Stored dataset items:
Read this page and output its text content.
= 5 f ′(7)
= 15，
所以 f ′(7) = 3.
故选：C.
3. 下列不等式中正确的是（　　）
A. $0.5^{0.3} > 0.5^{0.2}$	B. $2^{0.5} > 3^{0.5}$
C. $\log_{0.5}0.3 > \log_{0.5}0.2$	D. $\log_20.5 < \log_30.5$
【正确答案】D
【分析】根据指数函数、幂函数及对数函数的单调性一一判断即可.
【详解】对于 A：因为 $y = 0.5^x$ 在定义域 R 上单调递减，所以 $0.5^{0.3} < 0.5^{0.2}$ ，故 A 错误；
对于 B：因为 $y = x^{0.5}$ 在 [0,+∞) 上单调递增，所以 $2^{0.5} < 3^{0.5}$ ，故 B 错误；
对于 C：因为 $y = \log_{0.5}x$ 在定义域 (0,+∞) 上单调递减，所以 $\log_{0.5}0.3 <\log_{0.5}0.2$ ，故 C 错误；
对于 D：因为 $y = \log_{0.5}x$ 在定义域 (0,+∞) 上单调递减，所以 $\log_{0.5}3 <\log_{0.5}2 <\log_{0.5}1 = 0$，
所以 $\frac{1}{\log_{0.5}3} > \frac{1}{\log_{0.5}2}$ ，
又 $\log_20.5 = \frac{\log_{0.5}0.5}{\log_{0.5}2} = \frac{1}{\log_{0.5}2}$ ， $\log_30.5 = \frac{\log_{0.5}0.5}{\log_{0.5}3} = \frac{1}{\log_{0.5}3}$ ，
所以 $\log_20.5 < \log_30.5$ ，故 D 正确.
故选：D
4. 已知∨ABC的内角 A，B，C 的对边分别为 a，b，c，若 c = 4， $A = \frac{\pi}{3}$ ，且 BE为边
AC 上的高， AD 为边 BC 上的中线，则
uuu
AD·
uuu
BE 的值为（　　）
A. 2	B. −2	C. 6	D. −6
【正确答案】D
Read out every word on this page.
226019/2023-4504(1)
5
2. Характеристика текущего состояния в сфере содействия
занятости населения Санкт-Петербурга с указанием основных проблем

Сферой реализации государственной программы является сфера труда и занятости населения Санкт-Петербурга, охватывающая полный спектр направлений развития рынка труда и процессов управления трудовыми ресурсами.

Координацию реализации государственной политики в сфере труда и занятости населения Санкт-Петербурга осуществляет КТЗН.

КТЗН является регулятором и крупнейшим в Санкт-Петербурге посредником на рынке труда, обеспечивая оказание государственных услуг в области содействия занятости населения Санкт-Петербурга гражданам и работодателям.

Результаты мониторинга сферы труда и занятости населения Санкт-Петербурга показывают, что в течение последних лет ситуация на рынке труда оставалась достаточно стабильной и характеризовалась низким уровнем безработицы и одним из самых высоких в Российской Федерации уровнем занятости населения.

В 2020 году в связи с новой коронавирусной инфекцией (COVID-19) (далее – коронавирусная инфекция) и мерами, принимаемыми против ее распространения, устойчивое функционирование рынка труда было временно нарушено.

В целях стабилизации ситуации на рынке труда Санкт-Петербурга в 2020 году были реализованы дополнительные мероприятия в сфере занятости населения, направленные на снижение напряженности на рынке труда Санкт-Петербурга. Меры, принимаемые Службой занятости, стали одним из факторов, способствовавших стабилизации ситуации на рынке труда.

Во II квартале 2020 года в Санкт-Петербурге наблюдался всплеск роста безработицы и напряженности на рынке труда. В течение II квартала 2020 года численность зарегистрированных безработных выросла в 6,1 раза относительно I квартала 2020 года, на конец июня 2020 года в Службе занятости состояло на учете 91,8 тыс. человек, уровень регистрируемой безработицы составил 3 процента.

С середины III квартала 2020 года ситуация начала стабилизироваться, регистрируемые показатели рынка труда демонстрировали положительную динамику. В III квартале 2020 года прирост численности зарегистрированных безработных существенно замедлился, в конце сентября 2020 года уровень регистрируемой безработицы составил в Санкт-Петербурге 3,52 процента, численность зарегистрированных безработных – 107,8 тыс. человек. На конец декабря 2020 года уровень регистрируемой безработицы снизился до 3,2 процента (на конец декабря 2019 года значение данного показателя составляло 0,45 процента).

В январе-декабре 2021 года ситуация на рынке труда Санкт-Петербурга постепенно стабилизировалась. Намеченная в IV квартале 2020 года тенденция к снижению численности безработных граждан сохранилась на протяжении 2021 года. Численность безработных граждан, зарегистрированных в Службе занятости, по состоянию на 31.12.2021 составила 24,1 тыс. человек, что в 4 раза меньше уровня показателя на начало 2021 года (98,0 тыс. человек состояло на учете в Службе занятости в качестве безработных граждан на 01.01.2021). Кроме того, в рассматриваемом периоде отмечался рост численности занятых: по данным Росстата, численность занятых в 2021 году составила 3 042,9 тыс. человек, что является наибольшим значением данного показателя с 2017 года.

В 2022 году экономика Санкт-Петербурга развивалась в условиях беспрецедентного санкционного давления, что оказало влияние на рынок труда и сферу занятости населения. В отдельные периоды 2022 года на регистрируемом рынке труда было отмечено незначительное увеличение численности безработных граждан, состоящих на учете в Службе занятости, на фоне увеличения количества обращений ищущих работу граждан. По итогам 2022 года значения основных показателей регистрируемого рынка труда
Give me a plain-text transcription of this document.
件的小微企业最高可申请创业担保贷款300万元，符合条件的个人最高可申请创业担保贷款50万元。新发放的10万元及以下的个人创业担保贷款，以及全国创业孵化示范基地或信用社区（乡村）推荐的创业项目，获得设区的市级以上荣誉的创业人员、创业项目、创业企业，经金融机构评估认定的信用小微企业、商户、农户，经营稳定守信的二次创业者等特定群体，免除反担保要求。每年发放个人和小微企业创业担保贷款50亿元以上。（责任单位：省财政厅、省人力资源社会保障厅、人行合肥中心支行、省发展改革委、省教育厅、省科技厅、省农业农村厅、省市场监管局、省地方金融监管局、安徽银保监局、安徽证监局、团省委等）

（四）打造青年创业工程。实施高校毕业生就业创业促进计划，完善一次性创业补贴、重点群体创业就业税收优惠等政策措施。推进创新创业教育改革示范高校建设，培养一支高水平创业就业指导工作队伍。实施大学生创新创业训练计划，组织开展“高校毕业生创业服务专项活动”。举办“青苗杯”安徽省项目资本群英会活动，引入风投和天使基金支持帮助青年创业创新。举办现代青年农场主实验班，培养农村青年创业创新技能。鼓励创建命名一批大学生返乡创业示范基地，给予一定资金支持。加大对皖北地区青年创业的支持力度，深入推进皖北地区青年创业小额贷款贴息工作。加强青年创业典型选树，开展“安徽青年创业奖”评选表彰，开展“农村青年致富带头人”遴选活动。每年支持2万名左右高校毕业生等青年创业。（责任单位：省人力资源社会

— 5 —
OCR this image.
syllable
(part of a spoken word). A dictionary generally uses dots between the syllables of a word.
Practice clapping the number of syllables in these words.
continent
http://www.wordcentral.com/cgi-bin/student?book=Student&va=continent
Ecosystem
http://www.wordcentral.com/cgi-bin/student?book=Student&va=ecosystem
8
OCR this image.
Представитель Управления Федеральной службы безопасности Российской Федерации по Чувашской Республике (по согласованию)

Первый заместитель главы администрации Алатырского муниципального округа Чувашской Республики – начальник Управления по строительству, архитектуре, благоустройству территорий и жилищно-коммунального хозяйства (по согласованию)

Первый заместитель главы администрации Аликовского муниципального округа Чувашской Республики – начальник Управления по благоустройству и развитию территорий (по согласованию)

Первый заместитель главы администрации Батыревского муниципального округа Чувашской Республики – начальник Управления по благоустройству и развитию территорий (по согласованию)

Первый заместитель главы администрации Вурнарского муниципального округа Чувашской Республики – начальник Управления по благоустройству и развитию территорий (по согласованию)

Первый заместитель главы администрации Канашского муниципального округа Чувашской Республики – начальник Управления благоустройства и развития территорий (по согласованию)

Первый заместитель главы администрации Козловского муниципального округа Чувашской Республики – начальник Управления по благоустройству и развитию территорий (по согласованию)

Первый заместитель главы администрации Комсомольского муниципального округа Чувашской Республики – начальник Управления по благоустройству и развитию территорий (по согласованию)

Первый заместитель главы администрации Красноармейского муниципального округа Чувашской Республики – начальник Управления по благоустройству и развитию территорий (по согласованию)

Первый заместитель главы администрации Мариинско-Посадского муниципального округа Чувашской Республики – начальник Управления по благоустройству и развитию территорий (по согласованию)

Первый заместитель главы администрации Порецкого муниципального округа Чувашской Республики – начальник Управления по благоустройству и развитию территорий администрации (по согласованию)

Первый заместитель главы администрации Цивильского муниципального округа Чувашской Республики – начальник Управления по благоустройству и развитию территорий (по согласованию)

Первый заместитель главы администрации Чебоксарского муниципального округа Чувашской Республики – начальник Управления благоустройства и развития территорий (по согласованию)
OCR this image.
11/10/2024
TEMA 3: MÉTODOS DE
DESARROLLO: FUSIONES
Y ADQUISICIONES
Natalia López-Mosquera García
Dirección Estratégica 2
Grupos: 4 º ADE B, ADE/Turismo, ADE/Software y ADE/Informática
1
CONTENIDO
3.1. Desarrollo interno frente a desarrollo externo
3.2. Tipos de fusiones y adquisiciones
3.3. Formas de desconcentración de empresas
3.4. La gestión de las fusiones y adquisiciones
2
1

### [The request]
Search the entries for the word "течение", then gather every line that has it.

### [Completed exercise]
Результаты мониторинга сферы труда и занятости населения Санкт-Петербурга показывают, что в течение последних лет ситуация на рынке труда оставалась достаточно стабильной и характеризовалась низким уровнем безработицы и одним из самых высоких в Российской Федерации уровнем занятости населения.
Во II квартале 2020 года в Санкт-Петербурге наблюдался всплеск роста безработицы и напряженности на рынке труда. В течение II квартала 2020 года численность зарегистрированных безработных выросла в 6,1 раза относительно I квартала 2020 года, на конец июня 2020 года в Службе занятости состояло на учете 91,8 тыс. человек, уровень регистрируемой безработицы составил 3 процента.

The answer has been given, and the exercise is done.